Scan the material below for the string "Государственной", and copy every line where it shows up.

Start Data provided

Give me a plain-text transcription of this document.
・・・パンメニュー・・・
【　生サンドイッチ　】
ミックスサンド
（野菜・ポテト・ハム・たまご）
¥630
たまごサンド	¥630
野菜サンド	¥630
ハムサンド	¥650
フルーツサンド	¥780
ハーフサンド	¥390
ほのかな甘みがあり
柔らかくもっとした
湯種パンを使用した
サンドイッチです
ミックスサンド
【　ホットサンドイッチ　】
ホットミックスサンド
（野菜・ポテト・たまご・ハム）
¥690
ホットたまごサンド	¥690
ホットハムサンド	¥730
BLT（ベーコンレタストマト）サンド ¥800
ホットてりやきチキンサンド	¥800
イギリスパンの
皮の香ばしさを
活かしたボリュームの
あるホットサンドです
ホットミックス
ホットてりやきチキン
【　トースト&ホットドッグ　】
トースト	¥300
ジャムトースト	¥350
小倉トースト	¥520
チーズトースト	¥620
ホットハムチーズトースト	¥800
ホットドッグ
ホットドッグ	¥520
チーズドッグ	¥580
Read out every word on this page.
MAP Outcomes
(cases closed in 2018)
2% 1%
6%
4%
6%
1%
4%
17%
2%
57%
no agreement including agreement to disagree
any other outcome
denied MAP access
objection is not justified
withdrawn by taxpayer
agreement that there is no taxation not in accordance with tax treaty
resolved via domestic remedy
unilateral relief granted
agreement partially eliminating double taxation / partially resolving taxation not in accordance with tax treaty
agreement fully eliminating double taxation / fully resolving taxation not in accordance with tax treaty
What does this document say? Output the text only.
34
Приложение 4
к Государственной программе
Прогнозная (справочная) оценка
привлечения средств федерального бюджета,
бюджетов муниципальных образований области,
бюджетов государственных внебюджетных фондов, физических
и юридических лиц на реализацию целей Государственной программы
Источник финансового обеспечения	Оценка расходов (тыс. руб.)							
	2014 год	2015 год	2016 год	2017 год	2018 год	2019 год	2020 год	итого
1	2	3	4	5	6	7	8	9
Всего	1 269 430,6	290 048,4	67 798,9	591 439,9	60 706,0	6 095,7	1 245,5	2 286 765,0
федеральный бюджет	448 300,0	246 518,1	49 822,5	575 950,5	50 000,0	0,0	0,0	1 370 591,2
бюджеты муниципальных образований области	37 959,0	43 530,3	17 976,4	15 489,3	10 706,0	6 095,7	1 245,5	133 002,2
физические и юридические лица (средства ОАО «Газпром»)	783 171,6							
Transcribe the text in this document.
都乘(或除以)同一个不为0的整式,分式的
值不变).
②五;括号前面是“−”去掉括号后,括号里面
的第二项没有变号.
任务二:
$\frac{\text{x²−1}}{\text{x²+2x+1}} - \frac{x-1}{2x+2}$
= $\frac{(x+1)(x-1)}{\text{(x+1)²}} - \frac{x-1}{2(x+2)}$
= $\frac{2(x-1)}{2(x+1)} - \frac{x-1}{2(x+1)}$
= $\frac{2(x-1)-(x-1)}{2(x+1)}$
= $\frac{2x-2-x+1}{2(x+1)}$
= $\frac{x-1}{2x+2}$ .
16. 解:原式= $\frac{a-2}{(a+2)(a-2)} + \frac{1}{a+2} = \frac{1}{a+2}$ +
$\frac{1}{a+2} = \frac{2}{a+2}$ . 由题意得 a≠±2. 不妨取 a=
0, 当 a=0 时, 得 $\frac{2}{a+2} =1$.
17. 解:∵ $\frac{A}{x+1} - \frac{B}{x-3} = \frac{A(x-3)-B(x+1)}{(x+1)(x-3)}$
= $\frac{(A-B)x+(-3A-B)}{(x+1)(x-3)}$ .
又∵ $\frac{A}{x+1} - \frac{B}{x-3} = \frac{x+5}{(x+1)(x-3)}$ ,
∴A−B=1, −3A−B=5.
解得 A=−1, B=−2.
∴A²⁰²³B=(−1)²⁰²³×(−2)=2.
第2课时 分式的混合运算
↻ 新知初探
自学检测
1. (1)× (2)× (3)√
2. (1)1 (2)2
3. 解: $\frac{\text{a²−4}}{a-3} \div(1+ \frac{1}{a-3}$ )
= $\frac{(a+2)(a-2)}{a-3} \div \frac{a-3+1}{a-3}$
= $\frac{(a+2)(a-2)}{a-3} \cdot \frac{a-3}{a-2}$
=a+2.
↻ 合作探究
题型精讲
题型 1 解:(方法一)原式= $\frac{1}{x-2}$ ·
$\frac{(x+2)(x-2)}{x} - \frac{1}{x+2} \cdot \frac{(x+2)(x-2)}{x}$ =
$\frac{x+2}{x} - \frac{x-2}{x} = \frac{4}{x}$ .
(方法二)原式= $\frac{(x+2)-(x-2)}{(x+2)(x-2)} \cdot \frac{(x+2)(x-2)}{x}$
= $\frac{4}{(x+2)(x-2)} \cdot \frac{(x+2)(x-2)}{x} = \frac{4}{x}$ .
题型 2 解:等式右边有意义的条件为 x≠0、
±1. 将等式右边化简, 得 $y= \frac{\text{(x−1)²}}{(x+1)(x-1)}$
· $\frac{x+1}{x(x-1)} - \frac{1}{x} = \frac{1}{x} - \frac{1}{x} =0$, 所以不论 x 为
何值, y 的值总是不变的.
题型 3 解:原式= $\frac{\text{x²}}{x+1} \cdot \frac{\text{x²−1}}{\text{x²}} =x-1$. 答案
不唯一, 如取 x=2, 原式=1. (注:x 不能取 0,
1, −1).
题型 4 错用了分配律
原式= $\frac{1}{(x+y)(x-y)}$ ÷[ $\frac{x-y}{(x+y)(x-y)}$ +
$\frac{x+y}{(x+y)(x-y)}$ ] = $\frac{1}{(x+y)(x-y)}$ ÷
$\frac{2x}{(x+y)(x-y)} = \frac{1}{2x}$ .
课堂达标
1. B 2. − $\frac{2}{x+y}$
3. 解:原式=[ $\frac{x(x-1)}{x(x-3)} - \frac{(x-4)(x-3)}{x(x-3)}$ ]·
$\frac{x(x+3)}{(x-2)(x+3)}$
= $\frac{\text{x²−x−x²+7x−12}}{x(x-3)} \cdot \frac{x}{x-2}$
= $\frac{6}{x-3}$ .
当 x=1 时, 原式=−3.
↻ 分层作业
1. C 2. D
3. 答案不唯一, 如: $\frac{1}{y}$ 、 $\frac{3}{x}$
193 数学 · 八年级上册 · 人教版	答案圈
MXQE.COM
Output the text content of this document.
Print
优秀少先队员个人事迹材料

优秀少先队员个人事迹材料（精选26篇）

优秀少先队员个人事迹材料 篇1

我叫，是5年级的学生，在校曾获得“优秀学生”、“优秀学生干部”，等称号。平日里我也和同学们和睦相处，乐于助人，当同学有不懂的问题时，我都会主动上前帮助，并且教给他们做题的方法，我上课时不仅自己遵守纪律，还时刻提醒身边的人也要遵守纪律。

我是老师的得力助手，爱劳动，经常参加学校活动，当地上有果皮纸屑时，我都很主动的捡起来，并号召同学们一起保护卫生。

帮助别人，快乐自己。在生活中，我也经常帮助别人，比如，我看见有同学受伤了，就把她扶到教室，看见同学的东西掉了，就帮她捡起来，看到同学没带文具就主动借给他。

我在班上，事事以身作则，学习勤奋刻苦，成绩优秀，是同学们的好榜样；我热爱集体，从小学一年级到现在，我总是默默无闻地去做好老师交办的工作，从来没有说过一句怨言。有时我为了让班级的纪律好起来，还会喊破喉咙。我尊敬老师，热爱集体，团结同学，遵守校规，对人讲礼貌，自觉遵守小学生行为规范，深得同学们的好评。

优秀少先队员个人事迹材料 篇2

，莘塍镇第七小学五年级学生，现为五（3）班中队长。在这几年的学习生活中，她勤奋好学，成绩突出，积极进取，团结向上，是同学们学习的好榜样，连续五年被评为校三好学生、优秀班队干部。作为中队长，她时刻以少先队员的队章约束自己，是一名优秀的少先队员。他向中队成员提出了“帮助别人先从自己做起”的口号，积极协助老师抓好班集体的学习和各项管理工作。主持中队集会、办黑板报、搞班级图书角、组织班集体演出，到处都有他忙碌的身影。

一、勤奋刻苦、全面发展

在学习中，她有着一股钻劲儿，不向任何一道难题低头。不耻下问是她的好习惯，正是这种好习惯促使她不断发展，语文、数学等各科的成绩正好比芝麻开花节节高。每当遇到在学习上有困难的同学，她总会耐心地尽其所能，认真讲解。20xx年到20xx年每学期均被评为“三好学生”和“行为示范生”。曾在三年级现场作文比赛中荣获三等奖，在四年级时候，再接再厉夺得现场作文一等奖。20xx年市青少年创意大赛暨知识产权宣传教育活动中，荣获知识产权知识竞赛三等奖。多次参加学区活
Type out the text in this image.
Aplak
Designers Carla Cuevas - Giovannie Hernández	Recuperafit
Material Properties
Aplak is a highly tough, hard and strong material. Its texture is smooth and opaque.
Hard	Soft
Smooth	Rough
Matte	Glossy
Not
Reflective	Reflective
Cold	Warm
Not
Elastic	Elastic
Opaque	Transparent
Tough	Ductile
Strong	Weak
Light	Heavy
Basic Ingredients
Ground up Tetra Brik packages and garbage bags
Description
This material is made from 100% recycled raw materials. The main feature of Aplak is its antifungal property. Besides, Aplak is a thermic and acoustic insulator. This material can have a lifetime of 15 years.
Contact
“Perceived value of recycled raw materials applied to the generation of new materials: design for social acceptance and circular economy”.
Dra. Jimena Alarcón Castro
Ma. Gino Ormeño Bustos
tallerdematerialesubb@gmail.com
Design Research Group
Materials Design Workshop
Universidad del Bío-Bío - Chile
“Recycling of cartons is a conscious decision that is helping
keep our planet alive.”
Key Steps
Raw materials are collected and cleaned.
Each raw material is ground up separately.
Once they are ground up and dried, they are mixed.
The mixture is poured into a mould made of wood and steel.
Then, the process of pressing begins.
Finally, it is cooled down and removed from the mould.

End Data provided

§ **Correct output**:
к Государственной программе
и юридических лиц на реализацию целей Государственной программы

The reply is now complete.